> **Prompt**:
Find each line with the string "letters" and copy it.

[Stored data]

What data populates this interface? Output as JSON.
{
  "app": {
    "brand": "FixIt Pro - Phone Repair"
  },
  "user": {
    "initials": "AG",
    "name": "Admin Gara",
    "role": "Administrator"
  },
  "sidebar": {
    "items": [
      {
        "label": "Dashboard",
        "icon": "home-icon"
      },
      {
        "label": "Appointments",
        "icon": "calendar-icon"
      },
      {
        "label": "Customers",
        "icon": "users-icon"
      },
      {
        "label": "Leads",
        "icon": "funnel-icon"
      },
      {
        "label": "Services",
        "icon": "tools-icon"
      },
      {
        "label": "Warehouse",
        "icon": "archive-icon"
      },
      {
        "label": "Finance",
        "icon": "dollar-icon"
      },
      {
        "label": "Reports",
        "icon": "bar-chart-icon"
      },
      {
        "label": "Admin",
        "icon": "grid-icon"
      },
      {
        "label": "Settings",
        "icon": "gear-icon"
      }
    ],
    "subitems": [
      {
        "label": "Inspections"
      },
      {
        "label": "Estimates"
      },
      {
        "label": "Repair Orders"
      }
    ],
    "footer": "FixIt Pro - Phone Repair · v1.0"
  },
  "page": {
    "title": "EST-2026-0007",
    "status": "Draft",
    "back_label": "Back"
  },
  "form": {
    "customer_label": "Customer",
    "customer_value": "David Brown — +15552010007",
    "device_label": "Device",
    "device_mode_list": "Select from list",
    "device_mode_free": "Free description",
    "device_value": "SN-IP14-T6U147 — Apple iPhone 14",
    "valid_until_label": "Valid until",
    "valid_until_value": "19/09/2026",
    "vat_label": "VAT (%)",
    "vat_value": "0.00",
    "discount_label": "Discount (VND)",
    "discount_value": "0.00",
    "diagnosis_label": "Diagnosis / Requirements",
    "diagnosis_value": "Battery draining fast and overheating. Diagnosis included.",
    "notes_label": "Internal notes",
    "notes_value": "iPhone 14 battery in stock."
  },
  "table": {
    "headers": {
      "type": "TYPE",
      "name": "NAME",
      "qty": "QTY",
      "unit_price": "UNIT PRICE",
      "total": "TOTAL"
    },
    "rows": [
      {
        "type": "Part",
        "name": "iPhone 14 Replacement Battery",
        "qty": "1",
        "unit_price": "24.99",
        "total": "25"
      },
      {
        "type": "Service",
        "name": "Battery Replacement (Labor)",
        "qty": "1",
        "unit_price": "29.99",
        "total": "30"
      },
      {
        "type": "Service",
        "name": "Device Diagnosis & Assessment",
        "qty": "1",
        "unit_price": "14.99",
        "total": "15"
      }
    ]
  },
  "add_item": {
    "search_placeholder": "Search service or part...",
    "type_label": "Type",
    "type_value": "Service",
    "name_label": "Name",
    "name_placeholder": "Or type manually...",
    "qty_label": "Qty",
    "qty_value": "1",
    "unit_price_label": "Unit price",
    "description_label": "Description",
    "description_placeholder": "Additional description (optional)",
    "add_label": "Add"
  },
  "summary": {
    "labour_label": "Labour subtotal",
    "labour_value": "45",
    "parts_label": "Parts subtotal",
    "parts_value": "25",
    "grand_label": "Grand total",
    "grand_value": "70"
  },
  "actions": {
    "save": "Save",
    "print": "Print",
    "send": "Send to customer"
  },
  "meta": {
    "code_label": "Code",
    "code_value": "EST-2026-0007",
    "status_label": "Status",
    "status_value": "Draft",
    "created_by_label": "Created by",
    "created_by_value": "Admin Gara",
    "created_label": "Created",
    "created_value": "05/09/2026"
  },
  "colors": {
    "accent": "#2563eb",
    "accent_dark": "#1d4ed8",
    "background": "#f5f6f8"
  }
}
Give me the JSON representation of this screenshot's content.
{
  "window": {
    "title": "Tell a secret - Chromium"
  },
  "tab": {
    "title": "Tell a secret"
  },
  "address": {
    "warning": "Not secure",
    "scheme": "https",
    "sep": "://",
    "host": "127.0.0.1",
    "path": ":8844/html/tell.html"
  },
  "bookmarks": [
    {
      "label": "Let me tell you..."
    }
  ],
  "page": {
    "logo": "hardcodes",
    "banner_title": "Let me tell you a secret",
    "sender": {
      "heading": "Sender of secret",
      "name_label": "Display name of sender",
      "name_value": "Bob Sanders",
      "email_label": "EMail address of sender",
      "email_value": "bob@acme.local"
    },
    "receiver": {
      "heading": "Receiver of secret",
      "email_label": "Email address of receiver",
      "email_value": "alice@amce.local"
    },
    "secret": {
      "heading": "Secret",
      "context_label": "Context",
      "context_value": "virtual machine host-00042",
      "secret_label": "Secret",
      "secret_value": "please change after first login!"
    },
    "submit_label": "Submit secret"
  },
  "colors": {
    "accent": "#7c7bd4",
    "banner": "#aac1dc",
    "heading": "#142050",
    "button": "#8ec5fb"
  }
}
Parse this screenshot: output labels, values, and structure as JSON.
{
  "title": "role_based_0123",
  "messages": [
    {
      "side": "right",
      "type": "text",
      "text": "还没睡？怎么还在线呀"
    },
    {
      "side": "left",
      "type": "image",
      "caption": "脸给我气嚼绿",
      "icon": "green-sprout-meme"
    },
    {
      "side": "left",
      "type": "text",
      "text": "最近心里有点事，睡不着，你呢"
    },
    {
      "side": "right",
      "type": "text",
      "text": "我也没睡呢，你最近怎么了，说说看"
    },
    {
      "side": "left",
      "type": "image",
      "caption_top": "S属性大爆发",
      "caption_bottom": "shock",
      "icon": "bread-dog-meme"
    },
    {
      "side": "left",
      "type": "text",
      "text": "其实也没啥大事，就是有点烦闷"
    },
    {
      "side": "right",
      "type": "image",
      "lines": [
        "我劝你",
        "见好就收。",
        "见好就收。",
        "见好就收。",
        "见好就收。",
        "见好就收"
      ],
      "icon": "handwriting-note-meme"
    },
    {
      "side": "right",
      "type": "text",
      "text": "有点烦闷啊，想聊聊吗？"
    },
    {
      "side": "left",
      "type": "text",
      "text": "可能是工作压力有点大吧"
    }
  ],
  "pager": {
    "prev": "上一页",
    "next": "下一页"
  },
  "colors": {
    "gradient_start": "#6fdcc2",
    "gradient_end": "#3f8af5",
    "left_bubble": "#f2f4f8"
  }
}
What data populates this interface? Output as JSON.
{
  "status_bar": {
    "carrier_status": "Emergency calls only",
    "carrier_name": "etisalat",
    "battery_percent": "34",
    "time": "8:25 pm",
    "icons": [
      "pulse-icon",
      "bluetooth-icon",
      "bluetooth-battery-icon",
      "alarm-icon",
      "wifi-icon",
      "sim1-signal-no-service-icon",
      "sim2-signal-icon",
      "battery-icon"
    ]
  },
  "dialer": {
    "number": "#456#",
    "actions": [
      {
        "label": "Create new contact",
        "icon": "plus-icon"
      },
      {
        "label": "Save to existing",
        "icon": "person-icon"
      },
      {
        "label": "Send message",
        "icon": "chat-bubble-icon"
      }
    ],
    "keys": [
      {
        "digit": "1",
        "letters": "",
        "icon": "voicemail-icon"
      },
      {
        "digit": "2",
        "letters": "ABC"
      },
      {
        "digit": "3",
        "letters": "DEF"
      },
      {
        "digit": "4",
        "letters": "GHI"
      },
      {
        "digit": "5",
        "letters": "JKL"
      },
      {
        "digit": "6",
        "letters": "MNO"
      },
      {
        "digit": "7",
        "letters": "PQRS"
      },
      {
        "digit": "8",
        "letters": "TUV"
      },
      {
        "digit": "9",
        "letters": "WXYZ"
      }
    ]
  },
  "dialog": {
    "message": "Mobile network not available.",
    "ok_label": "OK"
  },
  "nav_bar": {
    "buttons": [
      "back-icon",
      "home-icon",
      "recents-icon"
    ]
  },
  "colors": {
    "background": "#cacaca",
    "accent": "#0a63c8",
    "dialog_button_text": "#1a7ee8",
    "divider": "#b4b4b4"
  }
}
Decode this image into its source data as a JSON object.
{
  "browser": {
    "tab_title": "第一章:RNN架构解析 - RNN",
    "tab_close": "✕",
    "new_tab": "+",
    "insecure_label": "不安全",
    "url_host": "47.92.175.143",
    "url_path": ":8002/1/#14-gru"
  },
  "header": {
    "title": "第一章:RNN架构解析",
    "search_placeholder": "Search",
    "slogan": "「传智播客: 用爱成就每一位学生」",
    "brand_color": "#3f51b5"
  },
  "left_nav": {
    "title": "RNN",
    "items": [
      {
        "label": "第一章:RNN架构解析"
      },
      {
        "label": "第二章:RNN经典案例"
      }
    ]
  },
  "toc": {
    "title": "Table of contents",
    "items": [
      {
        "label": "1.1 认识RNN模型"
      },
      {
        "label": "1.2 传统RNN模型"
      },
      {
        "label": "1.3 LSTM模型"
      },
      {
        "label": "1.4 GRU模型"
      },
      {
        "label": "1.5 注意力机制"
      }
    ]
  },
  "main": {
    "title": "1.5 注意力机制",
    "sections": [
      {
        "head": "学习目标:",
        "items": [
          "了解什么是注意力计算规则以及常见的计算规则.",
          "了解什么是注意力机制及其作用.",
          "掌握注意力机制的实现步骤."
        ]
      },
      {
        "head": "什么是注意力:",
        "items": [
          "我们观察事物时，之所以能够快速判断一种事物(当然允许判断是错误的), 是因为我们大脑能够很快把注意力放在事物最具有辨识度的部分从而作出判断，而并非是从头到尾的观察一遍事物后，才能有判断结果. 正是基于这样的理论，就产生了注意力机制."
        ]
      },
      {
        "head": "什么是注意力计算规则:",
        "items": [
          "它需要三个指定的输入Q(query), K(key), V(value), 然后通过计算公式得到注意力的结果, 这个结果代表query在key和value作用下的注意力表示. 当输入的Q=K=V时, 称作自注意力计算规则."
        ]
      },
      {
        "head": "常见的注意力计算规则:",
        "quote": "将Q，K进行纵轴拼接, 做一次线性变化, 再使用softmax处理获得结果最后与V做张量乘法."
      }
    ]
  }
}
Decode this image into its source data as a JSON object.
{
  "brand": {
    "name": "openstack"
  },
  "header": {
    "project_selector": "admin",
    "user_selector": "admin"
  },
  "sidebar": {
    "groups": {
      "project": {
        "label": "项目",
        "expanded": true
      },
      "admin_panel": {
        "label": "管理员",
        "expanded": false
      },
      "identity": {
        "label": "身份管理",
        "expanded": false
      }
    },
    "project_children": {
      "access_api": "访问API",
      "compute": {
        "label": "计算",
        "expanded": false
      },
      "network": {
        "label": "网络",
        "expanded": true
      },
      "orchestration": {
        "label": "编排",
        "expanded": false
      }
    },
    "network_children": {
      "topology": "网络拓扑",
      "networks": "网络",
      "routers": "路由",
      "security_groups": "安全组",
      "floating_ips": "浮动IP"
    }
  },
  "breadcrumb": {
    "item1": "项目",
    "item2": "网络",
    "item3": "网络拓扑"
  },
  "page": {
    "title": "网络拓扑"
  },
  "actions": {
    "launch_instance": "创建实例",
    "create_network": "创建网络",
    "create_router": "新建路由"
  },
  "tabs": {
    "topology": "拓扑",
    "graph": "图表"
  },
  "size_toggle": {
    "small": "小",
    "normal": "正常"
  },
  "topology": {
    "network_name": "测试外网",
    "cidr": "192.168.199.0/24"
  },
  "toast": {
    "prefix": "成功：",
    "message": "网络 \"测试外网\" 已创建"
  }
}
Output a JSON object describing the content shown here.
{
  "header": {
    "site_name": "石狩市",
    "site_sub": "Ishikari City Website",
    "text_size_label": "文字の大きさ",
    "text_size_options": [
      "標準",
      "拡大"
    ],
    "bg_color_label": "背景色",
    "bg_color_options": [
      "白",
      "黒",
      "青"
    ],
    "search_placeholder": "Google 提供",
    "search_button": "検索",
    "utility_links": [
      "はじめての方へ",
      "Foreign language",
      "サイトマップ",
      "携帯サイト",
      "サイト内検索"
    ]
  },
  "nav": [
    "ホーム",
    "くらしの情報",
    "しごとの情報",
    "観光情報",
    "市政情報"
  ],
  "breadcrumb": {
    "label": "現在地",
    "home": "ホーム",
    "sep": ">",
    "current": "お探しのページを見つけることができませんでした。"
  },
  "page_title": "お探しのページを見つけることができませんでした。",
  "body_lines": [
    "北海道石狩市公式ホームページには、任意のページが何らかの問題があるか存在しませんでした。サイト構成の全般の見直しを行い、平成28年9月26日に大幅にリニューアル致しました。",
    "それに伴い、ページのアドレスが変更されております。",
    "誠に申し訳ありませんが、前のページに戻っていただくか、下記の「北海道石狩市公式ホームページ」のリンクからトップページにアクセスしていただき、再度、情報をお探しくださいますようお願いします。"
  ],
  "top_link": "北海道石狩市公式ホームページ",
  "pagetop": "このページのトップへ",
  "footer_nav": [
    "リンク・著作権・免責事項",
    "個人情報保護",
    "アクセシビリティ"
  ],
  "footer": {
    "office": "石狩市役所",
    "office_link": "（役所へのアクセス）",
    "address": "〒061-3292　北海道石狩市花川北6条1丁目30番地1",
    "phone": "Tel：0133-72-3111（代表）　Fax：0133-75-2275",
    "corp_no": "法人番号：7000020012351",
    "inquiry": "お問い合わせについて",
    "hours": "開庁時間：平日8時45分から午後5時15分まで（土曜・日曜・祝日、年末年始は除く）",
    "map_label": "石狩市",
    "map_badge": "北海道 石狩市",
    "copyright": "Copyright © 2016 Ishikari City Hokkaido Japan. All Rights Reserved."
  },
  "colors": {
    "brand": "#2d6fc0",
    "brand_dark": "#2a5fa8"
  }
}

> **Answer to this task**:
        "letters": "",
        "letters": "ABC"
        "letters": "DEF"
        "letters": "GHI"
        "letters": "JKL"
        "letters": "MNO"
        "letters": "PQRS"
        "letters": "TUV"
        "letters": "WXYZ"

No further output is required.